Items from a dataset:
******
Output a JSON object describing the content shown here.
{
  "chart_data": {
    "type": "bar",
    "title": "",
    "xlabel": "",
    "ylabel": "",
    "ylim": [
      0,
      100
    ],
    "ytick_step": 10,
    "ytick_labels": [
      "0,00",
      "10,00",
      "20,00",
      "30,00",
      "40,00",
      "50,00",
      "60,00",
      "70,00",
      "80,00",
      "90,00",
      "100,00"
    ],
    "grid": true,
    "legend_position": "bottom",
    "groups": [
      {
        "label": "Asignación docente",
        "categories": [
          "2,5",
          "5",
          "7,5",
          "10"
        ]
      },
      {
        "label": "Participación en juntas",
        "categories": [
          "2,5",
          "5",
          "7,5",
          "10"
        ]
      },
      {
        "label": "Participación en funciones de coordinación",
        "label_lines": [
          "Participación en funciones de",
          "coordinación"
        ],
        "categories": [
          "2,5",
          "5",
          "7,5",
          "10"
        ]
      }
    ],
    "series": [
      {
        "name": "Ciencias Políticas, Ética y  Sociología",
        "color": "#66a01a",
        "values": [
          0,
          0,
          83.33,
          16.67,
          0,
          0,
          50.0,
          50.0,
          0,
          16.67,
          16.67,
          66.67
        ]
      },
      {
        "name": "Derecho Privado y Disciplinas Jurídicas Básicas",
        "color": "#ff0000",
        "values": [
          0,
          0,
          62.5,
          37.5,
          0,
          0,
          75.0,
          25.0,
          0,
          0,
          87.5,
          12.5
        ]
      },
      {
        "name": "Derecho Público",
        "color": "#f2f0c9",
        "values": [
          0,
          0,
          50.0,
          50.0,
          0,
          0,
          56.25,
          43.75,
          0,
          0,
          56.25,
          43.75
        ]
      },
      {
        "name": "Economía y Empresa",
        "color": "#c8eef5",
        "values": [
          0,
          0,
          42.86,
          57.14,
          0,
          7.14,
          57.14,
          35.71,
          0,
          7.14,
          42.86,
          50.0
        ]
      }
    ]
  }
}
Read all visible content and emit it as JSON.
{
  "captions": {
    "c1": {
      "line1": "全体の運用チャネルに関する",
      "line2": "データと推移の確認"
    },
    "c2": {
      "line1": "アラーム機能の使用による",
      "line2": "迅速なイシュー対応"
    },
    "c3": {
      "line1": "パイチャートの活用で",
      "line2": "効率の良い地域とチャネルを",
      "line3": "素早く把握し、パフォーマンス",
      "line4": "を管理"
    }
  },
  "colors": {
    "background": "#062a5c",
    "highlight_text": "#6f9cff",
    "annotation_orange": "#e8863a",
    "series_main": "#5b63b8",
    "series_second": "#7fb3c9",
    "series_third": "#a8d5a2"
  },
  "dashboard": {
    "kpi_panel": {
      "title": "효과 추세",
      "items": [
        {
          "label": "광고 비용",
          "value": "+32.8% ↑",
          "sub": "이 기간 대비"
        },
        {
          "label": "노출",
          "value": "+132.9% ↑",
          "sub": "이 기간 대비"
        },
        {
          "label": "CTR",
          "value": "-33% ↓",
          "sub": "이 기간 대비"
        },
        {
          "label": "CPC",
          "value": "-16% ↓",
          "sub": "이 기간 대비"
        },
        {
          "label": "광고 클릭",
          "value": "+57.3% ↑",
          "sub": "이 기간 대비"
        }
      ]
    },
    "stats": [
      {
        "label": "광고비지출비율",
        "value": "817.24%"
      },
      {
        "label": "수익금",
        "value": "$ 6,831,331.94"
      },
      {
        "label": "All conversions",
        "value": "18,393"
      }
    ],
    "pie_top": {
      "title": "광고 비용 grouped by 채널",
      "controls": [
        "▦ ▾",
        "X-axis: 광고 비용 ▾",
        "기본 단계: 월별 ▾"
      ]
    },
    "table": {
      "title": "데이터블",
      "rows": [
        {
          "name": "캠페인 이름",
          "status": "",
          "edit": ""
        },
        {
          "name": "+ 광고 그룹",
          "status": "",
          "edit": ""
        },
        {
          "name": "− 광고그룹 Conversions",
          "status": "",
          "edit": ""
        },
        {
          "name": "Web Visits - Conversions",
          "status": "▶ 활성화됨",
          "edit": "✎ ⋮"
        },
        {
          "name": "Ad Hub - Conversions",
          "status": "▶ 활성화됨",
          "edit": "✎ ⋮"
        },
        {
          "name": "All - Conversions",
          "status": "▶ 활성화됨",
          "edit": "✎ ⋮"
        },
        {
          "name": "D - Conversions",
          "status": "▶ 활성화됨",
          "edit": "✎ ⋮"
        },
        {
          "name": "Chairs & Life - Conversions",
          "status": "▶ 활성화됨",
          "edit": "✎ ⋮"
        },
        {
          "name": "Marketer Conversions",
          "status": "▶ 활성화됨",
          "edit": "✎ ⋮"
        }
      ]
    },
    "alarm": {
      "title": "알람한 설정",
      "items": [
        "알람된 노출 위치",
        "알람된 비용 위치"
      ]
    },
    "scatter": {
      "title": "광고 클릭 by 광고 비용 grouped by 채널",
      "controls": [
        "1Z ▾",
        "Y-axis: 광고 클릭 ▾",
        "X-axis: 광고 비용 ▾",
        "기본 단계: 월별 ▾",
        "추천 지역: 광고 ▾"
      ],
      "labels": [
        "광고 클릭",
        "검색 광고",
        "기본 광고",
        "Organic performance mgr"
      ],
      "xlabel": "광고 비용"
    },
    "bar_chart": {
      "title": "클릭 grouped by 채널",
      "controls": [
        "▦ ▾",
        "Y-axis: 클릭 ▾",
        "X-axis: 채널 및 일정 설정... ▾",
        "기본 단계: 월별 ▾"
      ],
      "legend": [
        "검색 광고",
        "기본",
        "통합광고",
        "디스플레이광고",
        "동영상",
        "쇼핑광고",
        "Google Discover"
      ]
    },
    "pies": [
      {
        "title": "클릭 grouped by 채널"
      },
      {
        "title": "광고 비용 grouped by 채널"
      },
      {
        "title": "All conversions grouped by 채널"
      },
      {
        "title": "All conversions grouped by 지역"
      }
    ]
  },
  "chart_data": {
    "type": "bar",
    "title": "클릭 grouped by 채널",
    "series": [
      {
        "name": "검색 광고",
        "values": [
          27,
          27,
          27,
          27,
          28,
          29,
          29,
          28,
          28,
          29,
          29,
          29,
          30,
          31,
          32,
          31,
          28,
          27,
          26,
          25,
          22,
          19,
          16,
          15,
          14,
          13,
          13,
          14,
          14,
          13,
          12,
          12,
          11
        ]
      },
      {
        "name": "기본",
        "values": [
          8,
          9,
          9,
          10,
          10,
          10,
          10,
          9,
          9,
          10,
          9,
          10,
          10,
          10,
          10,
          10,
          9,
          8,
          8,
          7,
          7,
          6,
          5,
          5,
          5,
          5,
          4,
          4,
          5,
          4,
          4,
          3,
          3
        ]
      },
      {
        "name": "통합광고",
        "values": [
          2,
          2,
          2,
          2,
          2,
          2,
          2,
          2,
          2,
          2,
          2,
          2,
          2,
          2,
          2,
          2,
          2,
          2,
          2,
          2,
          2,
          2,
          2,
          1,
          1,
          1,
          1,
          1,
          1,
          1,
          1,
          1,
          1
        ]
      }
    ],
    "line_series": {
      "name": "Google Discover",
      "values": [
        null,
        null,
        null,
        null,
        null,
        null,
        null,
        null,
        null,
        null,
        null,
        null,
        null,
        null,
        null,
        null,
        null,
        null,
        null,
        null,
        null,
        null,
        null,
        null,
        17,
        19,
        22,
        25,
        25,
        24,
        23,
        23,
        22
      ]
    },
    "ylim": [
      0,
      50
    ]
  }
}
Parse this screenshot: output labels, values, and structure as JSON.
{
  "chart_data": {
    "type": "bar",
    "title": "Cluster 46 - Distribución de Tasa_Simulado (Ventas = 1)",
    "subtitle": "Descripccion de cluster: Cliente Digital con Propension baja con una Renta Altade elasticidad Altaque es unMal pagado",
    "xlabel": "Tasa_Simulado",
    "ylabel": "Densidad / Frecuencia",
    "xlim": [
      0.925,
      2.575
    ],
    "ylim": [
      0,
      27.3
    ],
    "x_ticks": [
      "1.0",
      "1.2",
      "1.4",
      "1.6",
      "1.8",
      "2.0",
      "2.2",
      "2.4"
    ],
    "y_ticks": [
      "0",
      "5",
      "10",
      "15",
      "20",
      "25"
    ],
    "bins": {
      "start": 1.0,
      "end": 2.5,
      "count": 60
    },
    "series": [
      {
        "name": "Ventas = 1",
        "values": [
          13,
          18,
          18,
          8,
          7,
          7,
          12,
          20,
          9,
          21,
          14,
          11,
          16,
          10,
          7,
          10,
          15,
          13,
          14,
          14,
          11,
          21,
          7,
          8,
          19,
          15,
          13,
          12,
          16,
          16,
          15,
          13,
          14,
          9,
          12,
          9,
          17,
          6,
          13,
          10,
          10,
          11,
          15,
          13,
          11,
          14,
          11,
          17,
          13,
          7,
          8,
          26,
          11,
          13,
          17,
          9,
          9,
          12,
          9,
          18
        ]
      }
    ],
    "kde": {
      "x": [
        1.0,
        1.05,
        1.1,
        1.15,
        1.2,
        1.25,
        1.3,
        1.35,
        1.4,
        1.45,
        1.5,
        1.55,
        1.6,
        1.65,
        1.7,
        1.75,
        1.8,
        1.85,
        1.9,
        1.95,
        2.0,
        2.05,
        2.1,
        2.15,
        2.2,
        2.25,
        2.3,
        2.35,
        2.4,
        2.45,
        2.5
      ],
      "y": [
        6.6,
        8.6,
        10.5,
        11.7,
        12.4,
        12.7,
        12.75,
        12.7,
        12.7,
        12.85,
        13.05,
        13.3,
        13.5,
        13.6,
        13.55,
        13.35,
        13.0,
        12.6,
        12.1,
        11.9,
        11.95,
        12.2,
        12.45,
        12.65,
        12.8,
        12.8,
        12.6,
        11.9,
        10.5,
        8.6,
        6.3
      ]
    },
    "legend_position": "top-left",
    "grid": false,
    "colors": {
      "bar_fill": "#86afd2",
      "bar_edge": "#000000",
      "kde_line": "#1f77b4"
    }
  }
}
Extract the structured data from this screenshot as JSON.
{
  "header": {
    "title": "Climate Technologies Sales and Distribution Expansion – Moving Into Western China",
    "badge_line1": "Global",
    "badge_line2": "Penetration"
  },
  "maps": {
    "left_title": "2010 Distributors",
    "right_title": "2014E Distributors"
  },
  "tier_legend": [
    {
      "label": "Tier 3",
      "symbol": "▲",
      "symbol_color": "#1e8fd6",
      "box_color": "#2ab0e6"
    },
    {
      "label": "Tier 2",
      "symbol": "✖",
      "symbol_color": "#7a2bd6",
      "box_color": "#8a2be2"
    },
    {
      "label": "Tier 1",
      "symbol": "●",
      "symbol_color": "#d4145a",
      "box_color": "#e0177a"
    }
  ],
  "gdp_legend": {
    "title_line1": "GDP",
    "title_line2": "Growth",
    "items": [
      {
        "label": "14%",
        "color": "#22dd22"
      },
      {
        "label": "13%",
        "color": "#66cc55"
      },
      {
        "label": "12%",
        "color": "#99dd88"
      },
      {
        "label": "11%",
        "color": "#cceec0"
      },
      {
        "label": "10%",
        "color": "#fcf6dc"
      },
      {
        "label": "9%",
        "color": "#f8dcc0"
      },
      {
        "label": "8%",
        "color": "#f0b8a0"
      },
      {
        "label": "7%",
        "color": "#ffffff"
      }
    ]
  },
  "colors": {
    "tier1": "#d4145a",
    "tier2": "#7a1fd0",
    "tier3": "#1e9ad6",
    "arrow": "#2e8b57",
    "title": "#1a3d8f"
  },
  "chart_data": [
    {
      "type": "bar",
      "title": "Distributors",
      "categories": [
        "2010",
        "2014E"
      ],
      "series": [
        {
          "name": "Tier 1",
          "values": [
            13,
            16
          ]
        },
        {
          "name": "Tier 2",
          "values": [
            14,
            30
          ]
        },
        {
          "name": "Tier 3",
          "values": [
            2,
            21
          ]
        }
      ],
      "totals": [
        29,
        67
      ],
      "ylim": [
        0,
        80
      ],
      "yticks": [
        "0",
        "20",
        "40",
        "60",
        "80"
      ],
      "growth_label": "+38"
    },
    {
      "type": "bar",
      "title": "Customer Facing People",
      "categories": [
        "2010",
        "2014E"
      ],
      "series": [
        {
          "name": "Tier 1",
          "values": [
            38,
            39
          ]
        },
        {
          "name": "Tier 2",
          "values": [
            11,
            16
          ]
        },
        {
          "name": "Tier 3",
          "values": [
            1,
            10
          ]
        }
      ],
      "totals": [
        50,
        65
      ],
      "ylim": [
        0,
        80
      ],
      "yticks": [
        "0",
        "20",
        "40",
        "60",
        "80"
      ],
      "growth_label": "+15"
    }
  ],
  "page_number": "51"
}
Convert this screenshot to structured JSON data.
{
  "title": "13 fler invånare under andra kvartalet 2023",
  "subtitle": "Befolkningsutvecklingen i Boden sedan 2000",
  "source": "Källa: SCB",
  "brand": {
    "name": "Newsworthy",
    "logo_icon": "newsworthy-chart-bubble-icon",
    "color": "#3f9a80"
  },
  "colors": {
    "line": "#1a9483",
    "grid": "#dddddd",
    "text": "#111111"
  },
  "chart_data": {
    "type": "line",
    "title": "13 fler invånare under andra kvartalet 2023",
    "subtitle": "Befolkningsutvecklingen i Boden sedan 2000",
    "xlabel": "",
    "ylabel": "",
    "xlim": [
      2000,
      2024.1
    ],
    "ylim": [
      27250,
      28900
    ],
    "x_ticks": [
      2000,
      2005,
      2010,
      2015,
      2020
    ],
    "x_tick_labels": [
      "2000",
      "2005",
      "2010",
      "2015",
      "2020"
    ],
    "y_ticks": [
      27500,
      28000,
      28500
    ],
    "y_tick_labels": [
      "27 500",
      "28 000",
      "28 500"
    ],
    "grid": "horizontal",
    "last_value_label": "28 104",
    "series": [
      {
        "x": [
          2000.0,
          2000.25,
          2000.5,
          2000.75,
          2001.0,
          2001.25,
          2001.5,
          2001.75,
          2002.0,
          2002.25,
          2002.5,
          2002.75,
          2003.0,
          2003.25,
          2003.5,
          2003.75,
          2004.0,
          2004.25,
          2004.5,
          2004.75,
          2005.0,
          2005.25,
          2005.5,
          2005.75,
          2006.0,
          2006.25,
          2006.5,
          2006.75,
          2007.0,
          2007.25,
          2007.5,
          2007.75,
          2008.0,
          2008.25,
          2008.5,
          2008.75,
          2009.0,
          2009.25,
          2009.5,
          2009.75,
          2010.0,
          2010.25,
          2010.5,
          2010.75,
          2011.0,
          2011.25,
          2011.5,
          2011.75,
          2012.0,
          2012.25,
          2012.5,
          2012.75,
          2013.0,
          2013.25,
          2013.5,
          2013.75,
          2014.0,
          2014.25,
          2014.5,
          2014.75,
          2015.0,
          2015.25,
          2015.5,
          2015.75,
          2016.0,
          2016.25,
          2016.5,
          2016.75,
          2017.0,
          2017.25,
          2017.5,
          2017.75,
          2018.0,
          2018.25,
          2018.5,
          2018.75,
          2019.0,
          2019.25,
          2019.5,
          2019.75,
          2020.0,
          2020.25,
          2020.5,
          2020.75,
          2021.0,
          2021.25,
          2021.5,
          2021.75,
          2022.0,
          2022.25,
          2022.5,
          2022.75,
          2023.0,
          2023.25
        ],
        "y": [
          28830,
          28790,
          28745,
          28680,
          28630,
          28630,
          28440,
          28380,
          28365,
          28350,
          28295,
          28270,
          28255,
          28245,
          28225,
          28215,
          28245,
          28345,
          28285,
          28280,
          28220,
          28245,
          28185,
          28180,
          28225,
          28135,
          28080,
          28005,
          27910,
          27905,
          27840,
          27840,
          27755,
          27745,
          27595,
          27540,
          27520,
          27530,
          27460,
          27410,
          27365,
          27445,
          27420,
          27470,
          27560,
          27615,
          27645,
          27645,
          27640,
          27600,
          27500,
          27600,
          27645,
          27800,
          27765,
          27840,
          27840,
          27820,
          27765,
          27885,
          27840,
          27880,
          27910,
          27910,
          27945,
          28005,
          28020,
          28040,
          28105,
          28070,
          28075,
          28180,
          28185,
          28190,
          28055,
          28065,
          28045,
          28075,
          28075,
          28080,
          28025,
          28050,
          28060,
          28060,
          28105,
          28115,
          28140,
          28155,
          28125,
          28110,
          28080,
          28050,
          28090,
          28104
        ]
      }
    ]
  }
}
******
:: Your objective ::
Copy, from the material, each line that holds the string "this".

:: Exercise response ::
Parse this screenshot: output labels, values, and structure as JSON.
Extract the structured data from this screenshot as JSON.
Convert this screenshot to structured JSON data.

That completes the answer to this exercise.